Exercise aim: Take each line containing "求二面角B" and report it exactly as written.

Supplied data:
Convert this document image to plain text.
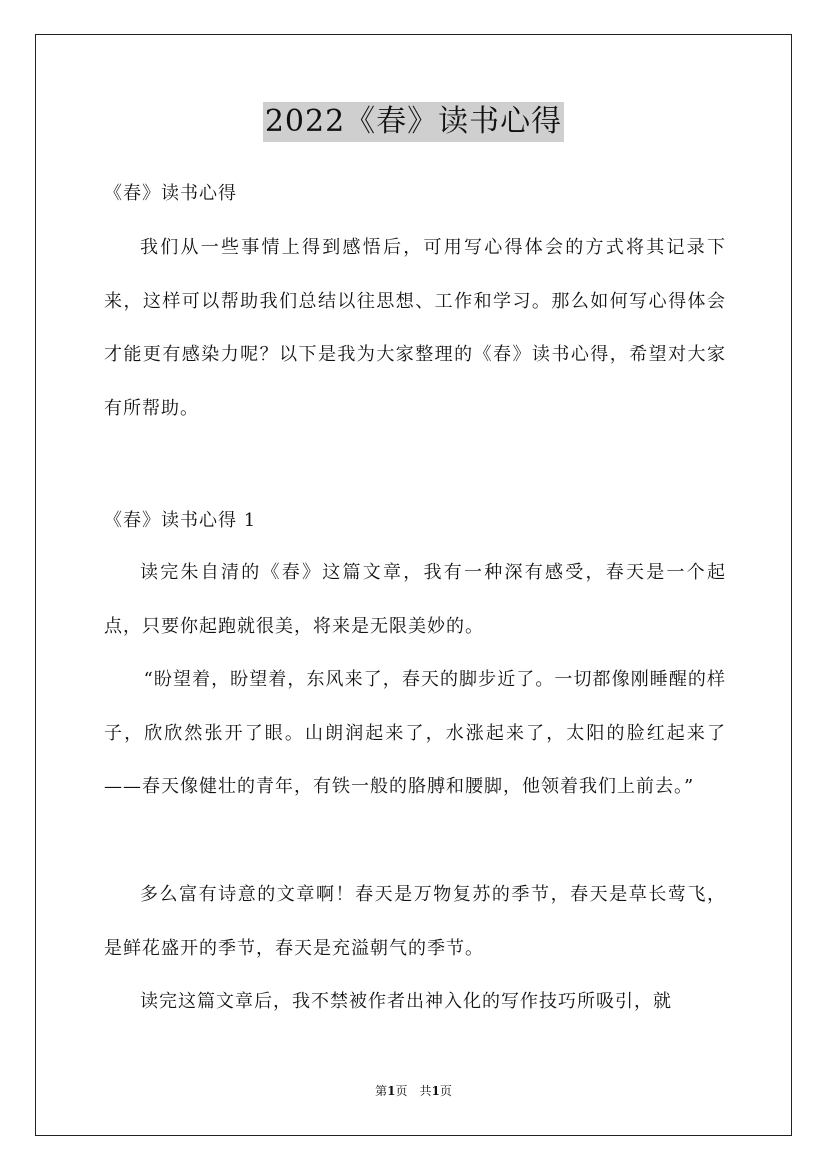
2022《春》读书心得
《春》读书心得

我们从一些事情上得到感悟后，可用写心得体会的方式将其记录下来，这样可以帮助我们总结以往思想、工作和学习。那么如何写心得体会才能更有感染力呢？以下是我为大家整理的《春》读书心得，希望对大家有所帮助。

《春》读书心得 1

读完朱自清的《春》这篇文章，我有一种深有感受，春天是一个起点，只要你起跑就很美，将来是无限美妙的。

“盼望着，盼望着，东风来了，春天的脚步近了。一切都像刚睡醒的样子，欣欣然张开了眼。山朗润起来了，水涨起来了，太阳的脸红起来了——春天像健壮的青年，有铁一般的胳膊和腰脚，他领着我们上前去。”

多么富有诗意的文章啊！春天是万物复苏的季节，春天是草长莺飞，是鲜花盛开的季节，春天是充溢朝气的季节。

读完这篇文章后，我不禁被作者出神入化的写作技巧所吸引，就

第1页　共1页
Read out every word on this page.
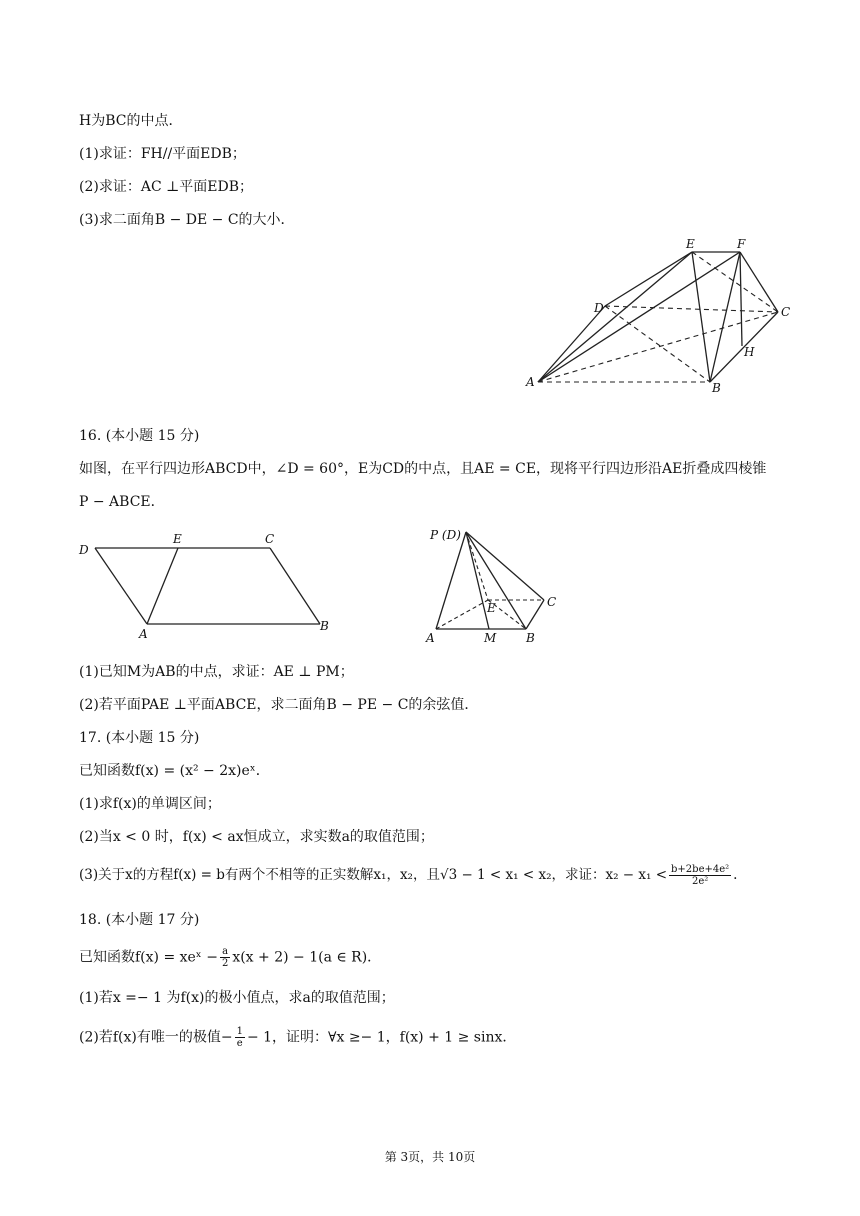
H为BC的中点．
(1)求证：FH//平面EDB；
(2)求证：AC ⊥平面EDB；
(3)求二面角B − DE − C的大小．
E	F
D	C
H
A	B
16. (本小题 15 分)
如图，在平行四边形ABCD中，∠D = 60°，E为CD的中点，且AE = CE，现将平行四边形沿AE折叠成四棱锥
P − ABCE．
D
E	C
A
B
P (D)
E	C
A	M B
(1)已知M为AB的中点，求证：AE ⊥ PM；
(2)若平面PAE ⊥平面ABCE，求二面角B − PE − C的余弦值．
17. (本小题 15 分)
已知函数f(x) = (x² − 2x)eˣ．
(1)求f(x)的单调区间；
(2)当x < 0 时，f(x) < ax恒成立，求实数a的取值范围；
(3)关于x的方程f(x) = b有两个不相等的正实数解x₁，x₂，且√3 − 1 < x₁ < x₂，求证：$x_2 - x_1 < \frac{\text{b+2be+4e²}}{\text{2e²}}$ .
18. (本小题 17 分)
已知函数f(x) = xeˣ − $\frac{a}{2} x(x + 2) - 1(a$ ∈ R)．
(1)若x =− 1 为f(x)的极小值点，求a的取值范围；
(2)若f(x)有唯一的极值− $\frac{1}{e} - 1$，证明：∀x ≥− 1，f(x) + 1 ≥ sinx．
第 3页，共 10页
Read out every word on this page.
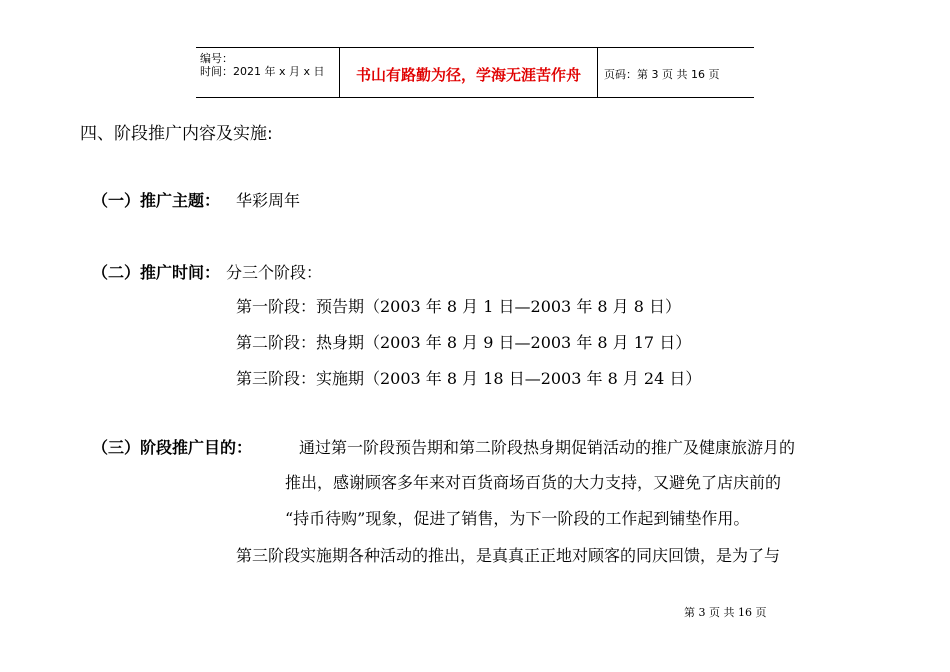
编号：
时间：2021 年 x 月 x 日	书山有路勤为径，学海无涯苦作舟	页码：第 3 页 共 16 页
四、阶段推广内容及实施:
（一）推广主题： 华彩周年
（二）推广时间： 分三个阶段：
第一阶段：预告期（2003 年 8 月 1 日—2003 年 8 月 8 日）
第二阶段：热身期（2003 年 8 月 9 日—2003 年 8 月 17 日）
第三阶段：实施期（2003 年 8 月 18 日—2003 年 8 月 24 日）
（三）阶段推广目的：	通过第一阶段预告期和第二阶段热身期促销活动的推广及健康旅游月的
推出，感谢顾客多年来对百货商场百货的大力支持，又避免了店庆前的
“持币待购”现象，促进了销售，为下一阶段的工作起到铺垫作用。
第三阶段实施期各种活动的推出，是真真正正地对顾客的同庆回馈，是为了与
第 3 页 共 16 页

Full solution:
(3)求二面角B − DE − C的大小．
(2)若平面PAE ⊥平面ABCE，求二面角B − PE − C的余弦值．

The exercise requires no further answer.